▶ INSTRUCTIONS TO FOLLOW
Copy out the lines that include the word "JSON".

▶ MATERIAL FOR THIS EXERCISE

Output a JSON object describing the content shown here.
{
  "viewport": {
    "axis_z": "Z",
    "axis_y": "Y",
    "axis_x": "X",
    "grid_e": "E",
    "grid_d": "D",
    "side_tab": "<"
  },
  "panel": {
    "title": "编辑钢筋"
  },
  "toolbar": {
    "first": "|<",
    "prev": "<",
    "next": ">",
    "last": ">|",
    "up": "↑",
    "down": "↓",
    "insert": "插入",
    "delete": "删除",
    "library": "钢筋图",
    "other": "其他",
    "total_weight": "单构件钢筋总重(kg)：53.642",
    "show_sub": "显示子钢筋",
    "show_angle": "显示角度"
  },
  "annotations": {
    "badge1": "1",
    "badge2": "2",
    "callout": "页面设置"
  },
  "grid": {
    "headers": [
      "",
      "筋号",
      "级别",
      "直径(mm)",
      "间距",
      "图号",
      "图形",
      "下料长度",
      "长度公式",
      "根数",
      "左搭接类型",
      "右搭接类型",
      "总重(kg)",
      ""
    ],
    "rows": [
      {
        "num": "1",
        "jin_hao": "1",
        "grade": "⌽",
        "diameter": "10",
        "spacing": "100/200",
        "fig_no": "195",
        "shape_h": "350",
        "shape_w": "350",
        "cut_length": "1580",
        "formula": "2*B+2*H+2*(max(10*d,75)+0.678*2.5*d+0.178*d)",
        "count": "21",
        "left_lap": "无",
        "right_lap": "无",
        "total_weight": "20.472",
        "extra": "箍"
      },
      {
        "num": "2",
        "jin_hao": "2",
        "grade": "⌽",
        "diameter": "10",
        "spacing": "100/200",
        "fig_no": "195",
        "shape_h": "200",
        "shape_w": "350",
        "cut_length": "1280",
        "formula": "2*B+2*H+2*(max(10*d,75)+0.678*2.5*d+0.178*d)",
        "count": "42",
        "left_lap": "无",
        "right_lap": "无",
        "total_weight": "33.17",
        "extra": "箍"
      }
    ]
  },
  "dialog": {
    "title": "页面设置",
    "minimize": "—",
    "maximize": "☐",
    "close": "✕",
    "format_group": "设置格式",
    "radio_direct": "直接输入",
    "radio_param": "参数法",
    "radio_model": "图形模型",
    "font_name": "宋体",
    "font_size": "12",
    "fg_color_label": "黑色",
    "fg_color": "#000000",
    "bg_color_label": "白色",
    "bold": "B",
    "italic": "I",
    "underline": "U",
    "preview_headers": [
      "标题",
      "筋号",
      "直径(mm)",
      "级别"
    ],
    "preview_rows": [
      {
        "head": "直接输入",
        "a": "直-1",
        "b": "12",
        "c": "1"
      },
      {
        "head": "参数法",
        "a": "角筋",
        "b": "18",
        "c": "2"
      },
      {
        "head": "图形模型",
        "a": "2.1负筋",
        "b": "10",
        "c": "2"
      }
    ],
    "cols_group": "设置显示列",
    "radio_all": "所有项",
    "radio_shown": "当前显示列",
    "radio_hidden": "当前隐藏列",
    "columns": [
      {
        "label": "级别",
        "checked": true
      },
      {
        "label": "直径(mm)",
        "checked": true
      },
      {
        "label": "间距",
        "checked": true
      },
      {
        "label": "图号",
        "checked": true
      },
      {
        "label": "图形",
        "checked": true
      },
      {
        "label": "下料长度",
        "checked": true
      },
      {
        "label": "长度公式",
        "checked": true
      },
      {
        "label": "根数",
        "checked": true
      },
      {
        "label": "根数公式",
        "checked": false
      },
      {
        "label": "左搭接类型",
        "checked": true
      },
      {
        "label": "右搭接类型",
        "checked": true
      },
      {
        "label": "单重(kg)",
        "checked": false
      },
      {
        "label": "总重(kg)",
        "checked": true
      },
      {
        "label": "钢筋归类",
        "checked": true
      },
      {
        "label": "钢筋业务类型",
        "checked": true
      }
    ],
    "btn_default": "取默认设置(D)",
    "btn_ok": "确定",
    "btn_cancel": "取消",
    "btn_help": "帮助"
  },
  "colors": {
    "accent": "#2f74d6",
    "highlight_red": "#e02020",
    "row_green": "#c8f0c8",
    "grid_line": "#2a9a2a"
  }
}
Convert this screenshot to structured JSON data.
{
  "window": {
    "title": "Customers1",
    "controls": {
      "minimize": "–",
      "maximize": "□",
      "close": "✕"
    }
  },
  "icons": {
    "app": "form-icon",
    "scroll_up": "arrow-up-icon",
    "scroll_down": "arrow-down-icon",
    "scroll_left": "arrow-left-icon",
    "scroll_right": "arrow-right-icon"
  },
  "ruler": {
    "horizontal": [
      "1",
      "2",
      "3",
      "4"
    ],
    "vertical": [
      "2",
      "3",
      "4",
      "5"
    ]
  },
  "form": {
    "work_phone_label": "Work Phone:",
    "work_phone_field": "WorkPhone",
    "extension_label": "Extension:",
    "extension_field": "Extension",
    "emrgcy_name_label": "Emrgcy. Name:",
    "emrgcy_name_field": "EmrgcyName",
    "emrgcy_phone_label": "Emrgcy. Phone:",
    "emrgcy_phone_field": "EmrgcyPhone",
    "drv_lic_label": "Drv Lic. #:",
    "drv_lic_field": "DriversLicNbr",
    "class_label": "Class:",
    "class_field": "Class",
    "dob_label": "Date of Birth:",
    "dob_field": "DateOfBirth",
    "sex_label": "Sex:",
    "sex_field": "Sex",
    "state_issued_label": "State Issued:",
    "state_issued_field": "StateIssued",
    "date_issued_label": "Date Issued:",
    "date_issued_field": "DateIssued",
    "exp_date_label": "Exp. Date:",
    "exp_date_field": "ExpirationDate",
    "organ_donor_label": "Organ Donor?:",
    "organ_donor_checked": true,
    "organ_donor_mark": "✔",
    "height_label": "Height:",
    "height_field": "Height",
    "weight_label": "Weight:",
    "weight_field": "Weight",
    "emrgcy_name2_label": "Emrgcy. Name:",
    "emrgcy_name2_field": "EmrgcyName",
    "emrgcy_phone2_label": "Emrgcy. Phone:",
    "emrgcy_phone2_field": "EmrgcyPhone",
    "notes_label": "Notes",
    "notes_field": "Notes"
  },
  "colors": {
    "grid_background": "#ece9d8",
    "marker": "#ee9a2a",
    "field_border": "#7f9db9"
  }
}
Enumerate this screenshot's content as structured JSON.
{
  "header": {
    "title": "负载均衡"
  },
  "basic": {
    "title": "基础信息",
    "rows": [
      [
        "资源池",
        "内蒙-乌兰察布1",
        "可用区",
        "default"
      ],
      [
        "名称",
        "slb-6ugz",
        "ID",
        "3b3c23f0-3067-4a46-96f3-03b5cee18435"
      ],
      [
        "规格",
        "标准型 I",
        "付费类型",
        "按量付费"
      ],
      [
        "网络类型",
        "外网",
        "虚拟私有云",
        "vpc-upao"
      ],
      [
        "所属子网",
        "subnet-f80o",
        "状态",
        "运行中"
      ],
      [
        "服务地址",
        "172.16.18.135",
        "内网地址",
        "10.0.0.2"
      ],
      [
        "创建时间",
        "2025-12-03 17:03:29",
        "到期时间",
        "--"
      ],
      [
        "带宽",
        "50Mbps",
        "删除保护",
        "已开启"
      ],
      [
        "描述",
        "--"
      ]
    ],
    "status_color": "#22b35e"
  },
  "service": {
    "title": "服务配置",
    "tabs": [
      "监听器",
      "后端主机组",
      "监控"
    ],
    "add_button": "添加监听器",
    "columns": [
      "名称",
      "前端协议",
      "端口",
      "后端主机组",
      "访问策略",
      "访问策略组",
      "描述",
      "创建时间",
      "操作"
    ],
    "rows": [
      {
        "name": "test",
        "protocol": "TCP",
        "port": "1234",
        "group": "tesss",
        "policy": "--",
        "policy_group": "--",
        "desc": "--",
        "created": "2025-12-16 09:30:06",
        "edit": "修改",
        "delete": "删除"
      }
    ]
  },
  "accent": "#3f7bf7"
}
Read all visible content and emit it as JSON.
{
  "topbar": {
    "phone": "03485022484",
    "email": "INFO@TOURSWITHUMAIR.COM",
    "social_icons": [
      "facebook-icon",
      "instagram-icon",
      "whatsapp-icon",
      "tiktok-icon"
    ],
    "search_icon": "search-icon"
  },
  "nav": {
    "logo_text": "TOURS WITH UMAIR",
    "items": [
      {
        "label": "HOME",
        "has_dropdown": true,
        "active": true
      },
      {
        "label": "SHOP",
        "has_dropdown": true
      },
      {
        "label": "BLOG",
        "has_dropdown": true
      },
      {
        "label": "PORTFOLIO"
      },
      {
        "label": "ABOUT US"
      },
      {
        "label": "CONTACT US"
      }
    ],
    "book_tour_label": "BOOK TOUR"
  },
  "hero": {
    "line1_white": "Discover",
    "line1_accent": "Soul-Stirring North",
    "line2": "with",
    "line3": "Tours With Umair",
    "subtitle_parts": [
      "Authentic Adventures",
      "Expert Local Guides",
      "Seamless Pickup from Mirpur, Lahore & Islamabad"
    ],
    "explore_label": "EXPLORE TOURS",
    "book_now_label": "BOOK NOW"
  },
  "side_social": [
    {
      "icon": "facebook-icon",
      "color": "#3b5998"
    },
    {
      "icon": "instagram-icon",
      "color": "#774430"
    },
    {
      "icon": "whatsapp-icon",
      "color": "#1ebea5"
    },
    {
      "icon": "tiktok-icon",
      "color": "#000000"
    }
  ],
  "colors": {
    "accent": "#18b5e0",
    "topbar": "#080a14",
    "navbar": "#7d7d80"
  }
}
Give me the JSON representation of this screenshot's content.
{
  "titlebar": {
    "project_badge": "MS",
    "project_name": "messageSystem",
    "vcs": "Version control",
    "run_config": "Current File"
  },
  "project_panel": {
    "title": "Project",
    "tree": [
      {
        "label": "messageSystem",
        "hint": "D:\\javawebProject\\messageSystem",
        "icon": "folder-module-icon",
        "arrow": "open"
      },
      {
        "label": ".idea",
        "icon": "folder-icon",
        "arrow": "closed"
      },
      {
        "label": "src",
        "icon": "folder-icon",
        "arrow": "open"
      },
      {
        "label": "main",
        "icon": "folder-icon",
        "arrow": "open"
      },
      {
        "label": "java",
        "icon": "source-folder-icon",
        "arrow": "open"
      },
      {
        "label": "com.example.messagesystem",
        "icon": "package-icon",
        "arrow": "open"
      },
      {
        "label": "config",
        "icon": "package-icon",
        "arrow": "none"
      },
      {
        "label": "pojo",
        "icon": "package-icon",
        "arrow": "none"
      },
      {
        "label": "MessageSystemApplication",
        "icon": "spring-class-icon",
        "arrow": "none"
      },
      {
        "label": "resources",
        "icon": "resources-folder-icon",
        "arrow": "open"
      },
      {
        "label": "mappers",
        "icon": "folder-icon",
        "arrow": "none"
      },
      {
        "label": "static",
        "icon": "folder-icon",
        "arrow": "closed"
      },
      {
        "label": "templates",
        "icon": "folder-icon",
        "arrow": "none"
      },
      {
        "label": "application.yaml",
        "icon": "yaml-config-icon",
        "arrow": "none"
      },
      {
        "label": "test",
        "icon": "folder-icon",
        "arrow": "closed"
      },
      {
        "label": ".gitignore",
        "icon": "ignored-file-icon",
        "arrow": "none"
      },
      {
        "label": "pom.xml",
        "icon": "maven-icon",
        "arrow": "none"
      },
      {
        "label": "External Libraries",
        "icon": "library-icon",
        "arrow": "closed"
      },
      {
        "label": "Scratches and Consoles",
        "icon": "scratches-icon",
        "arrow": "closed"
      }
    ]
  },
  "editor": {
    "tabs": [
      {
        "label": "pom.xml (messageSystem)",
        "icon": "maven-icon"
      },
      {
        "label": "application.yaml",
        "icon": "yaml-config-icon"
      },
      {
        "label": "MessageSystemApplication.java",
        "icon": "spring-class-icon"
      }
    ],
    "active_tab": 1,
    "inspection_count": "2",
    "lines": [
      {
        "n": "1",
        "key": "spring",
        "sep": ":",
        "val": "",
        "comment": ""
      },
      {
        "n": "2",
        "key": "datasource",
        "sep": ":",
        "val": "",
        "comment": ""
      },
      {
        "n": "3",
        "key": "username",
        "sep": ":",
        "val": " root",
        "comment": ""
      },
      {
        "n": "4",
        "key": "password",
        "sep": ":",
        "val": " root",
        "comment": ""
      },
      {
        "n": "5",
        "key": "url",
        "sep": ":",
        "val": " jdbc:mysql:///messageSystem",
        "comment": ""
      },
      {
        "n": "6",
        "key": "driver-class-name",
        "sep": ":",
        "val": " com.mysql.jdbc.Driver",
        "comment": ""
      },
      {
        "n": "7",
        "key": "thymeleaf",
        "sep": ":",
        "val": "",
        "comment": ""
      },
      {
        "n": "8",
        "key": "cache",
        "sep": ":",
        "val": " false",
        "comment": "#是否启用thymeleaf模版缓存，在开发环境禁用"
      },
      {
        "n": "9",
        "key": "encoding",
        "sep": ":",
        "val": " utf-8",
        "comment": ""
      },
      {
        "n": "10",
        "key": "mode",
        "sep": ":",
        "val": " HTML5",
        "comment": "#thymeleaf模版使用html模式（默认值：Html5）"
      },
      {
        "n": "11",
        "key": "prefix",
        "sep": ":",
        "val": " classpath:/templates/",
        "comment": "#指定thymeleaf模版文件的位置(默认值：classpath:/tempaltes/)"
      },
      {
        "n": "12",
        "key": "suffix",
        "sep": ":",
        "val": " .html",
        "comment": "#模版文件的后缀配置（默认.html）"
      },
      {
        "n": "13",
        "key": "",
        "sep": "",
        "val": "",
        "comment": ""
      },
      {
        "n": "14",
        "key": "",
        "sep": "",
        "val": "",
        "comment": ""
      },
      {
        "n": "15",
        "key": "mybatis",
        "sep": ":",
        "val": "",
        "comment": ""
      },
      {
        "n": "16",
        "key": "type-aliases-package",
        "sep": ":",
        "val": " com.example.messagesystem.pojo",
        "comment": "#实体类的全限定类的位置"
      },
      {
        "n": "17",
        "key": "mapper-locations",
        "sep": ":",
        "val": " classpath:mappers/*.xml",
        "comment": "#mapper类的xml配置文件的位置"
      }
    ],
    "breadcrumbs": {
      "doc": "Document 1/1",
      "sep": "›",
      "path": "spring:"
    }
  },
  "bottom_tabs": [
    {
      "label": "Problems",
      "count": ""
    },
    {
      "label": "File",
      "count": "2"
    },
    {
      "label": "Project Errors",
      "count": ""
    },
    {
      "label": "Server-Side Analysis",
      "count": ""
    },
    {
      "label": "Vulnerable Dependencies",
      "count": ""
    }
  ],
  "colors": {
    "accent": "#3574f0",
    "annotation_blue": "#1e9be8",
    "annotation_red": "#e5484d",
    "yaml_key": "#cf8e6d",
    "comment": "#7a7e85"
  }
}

▶ TASK RESULT
Output a JSON object describing the content shown here.
Convert this screenshot to structured JSON data.
Enumerate this screenshot's content as structured JSON.
Read all visible content and emit it as JSON.
Give me the JSON representation of this screenshot's content.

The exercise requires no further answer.